EXTRACTED ENTRIES
● ● ●
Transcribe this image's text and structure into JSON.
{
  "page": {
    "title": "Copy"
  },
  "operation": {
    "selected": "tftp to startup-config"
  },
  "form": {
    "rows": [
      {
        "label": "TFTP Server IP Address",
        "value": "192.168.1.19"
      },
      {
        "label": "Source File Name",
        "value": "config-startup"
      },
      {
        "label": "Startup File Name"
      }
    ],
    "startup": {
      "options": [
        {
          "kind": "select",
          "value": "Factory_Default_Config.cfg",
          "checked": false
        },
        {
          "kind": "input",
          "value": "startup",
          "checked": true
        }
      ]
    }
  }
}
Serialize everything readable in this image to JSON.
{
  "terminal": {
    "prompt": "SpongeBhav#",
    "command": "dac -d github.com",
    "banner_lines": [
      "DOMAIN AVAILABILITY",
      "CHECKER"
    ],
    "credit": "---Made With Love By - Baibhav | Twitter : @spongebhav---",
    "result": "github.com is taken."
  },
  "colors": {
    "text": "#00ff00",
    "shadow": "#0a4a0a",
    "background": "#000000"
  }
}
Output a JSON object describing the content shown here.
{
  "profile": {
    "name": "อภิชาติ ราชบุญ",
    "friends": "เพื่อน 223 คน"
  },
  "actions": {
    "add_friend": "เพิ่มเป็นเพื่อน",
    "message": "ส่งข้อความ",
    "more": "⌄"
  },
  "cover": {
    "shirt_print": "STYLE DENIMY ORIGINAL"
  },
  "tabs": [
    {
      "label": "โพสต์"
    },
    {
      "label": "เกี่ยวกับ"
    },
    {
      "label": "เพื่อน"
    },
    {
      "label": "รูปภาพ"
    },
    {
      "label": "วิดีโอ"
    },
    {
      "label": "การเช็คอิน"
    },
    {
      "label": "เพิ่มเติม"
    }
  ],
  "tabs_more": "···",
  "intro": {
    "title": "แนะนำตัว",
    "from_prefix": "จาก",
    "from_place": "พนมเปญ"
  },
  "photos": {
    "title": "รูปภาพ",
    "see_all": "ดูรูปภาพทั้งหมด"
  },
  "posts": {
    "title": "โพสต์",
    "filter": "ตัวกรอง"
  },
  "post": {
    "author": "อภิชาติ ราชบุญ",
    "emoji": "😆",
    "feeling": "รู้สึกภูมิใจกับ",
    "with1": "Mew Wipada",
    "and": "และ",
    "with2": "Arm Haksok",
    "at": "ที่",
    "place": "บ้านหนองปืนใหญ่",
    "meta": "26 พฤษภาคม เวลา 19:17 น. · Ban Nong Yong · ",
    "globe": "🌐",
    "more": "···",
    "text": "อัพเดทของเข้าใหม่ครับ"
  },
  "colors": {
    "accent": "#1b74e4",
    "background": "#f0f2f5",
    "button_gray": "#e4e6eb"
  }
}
● ● ●
Among these entries, how many lines include the string "text"? Reply with the number by itself.

ANSWER FOR THIS EXERCISE
3